[Region boundary data]
§

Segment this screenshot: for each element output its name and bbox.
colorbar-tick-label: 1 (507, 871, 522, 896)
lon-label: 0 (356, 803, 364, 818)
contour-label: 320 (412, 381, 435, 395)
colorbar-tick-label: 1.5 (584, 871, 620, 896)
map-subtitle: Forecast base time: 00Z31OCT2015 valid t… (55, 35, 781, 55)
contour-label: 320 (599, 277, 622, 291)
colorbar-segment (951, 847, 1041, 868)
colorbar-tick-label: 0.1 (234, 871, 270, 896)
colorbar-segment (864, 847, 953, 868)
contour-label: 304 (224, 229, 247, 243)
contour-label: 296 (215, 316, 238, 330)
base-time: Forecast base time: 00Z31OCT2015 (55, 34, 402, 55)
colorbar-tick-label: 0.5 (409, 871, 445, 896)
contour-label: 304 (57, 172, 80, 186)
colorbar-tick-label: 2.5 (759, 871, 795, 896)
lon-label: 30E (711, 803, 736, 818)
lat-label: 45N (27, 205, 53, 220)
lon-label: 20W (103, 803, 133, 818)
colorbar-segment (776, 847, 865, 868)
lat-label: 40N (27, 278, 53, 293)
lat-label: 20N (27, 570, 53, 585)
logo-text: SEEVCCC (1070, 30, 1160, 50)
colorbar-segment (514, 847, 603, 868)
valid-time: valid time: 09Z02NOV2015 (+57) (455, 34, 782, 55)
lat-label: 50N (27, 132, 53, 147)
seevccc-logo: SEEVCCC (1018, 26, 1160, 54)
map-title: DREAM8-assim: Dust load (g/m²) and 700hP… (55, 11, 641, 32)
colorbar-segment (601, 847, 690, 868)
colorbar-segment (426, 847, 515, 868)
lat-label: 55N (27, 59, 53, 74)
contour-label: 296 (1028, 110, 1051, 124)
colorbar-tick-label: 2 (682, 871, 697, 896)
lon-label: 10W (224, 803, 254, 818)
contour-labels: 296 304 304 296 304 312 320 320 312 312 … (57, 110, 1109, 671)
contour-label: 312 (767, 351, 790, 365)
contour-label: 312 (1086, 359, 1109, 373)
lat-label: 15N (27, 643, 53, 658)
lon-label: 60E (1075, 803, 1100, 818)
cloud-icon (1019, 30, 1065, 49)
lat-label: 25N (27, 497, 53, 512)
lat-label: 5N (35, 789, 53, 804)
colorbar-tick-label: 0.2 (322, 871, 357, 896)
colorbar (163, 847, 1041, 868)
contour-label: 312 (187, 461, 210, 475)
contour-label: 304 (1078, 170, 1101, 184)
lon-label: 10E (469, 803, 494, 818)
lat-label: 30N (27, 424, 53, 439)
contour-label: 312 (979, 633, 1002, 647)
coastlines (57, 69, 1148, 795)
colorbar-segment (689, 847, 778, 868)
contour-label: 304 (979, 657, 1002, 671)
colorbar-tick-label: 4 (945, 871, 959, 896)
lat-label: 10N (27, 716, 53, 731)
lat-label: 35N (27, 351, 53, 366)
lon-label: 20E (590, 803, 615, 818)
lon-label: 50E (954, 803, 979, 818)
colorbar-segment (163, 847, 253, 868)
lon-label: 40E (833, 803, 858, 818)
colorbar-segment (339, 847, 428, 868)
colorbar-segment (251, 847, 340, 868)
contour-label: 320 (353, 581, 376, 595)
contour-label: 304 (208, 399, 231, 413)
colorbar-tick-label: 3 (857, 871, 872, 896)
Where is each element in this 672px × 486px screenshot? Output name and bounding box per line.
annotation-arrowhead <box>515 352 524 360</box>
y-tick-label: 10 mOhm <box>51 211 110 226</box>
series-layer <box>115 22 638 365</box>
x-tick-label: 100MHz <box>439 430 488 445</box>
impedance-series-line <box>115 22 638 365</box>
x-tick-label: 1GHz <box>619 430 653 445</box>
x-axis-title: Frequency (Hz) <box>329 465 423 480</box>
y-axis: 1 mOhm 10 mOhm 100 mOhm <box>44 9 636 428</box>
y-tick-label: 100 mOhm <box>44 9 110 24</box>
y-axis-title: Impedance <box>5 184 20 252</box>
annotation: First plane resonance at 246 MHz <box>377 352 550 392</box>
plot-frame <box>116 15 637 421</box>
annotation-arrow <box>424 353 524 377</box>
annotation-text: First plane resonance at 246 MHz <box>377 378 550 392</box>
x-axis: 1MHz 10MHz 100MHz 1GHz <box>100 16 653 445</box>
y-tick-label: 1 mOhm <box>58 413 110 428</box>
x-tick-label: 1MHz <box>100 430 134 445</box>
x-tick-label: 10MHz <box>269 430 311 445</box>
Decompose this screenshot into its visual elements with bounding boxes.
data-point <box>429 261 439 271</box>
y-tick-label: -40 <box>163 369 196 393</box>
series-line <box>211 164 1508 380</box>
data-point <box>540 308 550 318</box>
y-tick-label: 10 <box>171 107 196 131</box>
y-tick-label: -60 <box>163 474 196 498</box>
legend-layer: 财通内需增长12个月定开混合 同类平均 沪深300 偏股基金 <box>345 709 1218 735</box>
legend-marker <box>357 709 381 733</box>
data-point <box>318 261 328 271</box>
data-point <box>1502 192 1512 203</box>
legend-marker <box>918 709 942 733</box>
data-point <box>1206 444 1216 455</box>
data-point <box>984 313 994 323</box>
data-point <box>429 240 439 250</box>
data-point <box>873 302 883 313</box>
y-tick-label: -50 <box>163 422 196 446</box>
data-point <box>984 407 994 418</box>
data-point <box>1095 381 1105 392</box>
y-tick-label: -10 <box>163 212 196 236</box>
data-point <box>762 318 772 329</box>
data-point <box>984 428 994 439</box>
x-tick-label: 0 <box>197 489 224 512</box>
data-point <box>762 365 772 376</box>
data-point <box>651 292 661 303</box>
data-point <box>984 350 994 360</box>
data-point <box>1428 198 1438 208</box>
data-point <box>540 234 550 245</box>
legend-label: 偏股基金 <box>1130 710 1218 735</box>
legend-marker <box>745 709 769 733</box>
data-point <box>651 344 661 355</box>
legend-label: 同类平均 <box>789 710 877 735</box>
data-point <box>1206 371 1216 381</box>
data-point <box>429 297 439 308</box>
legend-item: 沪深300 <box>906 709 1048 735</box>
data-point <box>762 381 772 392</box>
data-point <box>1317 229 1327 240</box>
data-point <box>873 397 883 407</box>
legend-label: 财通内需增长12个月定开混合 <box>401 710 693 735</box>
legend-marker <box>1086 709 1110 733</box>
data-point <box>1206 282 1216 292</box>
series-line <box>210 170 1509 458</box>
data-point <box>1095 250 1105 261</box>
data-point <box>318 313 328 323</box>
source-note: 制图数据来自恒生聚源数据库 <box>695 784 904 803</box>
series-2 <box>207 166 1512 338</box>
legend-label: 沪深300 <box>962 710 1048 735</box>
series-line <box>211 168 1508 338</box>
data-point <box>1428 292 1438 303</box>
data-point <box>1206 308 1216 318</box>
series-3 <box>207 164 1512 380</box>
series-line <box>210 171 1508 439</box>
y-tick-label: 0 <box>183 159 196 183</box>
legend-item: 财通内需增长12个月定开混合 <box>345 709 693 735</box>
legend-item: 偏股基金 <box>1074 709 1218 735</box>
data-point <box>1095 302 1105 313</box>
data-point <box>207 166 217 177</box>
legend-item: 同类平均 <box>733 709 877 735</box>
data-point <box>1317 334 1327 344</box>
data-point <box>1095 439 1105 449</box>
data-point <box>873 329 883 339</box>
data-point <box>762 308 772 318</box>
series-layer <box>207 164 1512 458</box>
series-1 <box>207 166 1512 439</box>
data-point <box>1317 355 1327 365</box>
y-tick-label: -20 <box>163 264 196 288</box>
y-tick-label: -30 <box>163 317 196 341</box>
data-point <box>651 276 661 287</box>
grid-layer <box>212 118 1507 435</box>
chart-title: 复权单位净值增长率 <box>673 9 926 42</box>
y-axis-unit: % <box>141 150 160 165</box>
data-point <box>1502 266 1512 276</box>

§

- WRITTEN PROBLEM: Reproduce the data verbatim, starting at its first line and ending after the line that contains "colorbar-tick-label: 4 (945, 871, 959, 896)".

- PROBLEM SOLUTION:
Segment this screenshot: for each element output its name and bbox.
colorbar-tick-label: 1 (507, 871, 522, 896)
lon-label: 0 (356, 803, 364, 818)
contour-label: 320 (412, 381, 435, 395)
colorbar-tick-label: 1.5 (584, 871, 620, 896)
map-subtitle: Forecast base time: 00Z31OCT2015 valid t… (55, 35, 781, 55)
contour-label: 320 (599, 277, 622, 291)
colorbar-segment (951, 847, 1041, 868)
colorbar-tick-label: 0.1 (234, 871, 270, 896)
colorbar-segment (864, 847, 953, 868)
contour-label: 304 (224, 229, 247, 243)
contour-label: 296 (215, 316, 238, 330)
base-time: Forecast base time: 00Z31OCT2015 (55, 34, 402, 55)
colorbar-tick-label: 0.5 (409, 871, 445, 896)
contour-label: 304 (57, 172, 80, 186)
colorbar-tick-label: 2.5 (759, 871, 795, 896)
lon-label: 30E (711, 803, 736, 818)
lat-label: 45N (27, 205, 53, 220)
lon-label: 20W (103, 803, 133, 818)
colorbar-segment (776, 847, 865, 868)
lat-label: 40N (27, 278, 53, 293)
lat-label: 20N (27, 570, 53, 585)
logo-text: SEEVCCC (1070, 30, 1160, 50)
colorbar-segment (514, 847, 603, 868)
valid-time: valid time: 09Z02NOV2015 (+57) (455, 34, 782, 55)
lat-label: 50N (27, 132, 53, 147)
seevccc-logo: SEEVCCC (1018, 26, 1160, 54)
map-title: DREAM8-assim: Dust load (g/m²) and 700hP… (55, 11, 641, 32)
colorbar-segment (601, 847, 690, 868)
colorbar-segment (426, 847, 515, 868)
lat-label: 55N (27, 59, 53, 74)
contour-label: 296 (1028, 110, 1051, 124)
colorbar-tick-label: 2 (682, 871, 697, 896)
lon-label: 10W (224, 803, 254, 818)
contour-labels: 296 304 304 296 304 312 320 320 312 312 … (57, 110, 1109, 671)
contour-label: 312 (767, 351, 790, 365)
contour-label: 312 (1086, 359, 1109, 373)
lat-label: 15N (27, 643, 53, 658)
lon-label: 60E (1075, 803, 1100, 818)
cloud-icon (1019, 30, 1065, 49)
lat-label: 25N (27, 497, 53, 512)
lat-label: 5N (35, 789, 53, 804)
colorbar-tick-label: 0.2 (322, 871, 357, 896)
colorbar (163, 847, 1041, 868)
contour-label: 312 (187, 461, 210, 475)
contour-label: 304 (1078, 170, 1101, 184)
lon-label: 10E (469, 803, 494, 818)
lat-label: 30N (27, 424, 53, 439)
contour-label: 312 (979, 633, 1002, 647)
coastlines (57, 69, 1148, 795)
colorbar-segment (689, 847, 778, 868)
contour-label: 304 (979, 657, 1002, 671)
colorbar-tick-label: 4 (945, 871, 959, 896)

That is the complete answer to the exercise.